Set problem
Reproduce the complete listing without any deviation.

..........

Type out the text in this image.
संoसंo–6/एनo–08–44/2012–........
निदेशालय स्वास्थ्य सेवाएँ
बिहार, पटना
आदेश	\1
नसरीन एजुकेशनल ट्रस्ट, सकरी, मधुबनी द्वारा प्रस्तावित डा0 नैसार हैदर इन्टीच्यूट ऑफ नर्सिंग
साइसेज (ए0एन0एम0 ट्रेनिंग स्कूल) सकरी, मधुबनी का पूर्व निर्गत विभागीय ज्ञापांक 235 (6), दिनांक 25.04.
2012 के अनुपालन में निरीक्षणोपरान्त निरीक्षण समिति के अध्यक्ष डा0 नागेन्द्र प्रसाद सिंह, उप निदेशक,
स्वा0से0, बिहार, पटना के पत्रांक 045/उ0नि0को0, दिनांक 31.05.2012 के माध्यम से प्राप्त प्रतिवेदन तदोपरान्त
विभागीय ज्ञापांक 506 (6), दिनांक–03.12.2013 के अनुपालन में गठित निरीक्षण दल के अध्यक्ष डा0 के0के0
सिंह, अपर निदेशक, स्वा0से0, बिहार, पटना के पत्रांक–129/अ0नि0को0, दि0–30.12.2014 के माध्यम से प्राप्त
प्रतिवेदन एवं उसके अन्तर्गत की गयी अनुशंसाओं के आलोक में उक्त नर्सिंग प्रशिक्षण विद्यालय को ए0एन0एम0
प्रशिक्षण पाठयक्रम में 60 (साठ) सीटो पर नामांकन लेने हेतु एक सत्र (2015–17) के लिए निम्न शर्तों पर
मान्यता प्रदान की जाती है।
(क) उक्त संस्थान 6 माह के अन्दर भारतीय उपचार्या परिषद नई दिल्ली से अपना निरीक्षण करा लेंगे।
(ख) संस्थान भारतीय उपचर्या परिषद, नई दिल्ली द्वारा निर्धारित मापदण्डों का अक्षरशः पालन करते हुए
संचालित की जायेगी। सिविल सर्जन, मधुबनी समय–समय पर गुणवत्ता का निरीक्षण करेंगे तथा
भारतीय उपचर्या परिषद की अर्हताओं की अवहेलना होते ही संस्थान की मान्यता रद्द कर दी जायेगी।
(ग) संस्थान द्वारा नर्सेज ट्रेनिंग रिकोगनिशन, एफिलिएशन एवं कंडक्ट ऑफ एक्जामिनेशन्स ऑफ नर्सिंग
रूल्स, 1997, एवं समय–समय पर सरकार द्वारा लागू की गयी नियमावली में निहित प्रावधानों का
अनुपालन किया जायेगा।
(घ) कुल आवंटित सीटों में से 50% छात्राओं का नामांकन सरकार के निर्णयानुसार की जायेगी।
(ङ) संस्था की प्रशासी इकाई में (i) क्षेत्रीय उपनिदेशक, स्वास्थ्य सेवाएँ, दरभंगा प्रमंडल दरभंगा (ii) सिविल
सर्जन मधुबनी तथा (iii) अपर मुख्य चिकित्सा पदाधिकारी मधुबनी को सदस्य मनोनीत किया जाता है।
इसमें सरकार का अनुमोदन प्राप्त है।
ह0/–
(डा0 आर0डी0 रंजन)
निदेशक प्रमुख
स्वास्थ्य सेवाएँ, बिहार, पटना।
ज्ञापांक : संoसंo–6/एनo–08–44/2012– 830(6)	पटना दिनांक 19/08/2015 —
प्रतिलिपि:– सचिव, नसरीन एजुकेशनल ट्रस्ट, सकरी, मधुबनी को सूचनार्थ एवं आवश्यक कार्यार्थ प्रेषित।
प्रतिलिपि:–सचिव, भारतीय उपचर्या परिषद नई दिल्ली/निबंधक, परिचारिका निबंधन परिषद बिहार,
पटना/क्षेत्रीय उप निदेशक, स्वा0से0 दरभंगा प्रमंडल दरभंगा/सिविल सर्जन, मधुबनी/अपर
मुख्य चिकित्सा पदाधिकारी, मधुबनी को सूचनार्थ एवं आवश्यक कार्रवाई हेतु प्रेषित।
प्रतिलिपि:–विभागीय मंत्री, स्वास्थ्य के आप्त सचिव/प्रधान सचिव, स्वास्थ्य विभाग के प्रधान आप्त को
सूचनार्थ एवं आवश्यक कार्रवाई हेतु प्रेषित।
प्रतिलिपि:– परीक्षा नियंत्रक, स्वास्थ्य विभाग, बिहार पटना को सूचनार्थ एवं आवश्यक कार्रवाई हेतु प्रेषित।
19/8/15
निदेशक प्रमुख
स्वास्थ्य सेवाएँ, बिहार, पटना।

..........

Output below
Type out the text in this image.
संoसंo–6/एनo–08–44/2012–........
निदेशालय स्वास्थ्य सेवाएँ
बिहार, पटना
आदेश	\1
नसरीन एजुकेशनल ट्रस्ट, सकरी, मधुबनी द्वारा प्रस्तावित डा0 नैसार हैदर इन्टीच्यूट ऑफ नर्सिंग
साइसेज (ए0एन0एम0 ट्रेनिंग स्कूल) सकरी, मधुबनी का पूर्व निर्गत विभागीय ज्ञापांक 235 (6), दिनांक 25.04.
2012 के अनुपालन में निरीक्षणोपरान्त निरीक्षण समिति के अध्यक्ष डा0 नागेन्द्र प्रसाद सिंह, उप निदेशक,
स्वा0से0, बिहार, पटना के पत्रांक 045/उ0नि0को0, दिनांक 31.05.2012 के माध्यम से प्राप्त प्रतिवेदन तदोपरान्त
विभागीय ज्ञापांक 506 (6), दिनांक–03.12.2013 के अनुपालन में गठित निरीक्षण दल के अध्यक्ष डा0 के0के0
सिंह, अपर निदेशक, स्वा0से0, बिहार, पटना के पत्रांक–129/अ0नि0को0, दि0–30.12.2014 के माध्यम से प्राप्त
प्रतिवेदन एवं उसके अन्तर्गत की गयी अनुशंसाओं के आलोक में उक्त नर्सिंग प्रशिक्षण विद्यालय को ए0एन0एम0
प्रशिक्षण पाठयक्रम में 60 (साठ) सीटो पर नामांकन लेने हेतु एक सत्र (2015–17) के लिए निम्न शर्तों पर
मान्यता प्रदान की जाती है।
(क) उक्त संस्थान 6 माह के अन्दर भारतीय उपचार्या परिषद नई दिल्ली से अपना निरीक्षण करा लेंगे।
(ख) संस्थान भारतीय उपचर्या परिषद, नई दिल्ली द्वारा निर्धारित मापदण्डों का अक्षरशः पालन करते हुए
संचालित की जायेगी। सिविल सर्जन, मधुबनी समय–समय पर गुणवत्ता का निरीक्षण करेंगे तथा
भारतीय उपचर्या परिषद की अर्हताओं की अवहेलना होते ही संस्थान की मान्यता रद्द कर दी जायेगी।
(ग) संस्थान द्वारा नर्सेज ट्रेनिंग रिकोगनिशन, एफिलिएशन एवं कंडक्ट ऑफ एक्जामिनेशन्स ऑफ नर्सिंग
रूल्स, 1997, एवं समय–समय पर सरकार द्वारा लागू की गयी नियमावली में निहित प्रावधानों का
अनुपालन किया जायेगा।
(घ) कुल आवंटित सीटों में से 50% छात्राओं का नामांकन सरकार के निर्णयानुसार की जायेगी।
(ङ) संस्था की प्रशासी इकाई में (i) क्षेत्रीय उपनिदेशक, स्वास्थ्य सेवाएँ, दरभंगा प्रमंडल दरभंगा (ii) सिविल
सर्जन मधुबनी तथा (iii) अपर मुख्य चिकित्सा पदाधिकारी मधुबनी को सदस्य मनोनीत किया जाता है।
इसमें सरकार का अनुमोदन प्राप्त है।
ह0/–
(डा0 आर0डी0 रंजन)
निदेशक प्रमुख
स्वास्थ्य सेवाएँ, बिहार, पटना।
ज्ञापांक : संoसंo–6/एनo–08–44/2012– 830(6)	पटना दिनांक 19/08/2015 —
प्रतिलिपि:– सचिव, नसरीन एजुकेशनल ट्रस्ट, सकरी, मधुबनी को सूचनार्थ एवं आवश्यक कार्यार्थ प्रेषित।
प्रतिलिपि:–सचिव, भारतीय उपचर्या परिषद नई दिल्ली/निबंधक, परिचारिका निबंधन परिषद बिहार,
पटना/क्षेत्रीय उप निदेशक, स्वा0से0 दरभंगा प्रमंडल दरभंगा/सिविल सर्जन, मधुबनी/अपर
मुख्य चिकित्सा पदाधिकारी, मधुबनी को सूचनार्थ एवं आवश्यक कार्रवाई हेतु प्रेषित।
प्रतिलिपि:–विभागीय मंत्री, स्वास्थ्य के आप्त सचिव/प्रधान सचिव, स्वास्थ्य विभाग के प्रधान आप्त को
सूचनार्थ एवं आवश्यक कार्रवाई हेतु प्रेषित।
प्रतिलिपि:– परीक्षा नियंत्रक, स्वास्थ्य विभाग, बिहार पटना को सूचनार्थ एवं आवश्यक कार्रवाई हेतु प्रेषित।
19/8/15
निदेशक प्रमुख
स्वास्थ्य सेवाएँ, बिहार, पटना।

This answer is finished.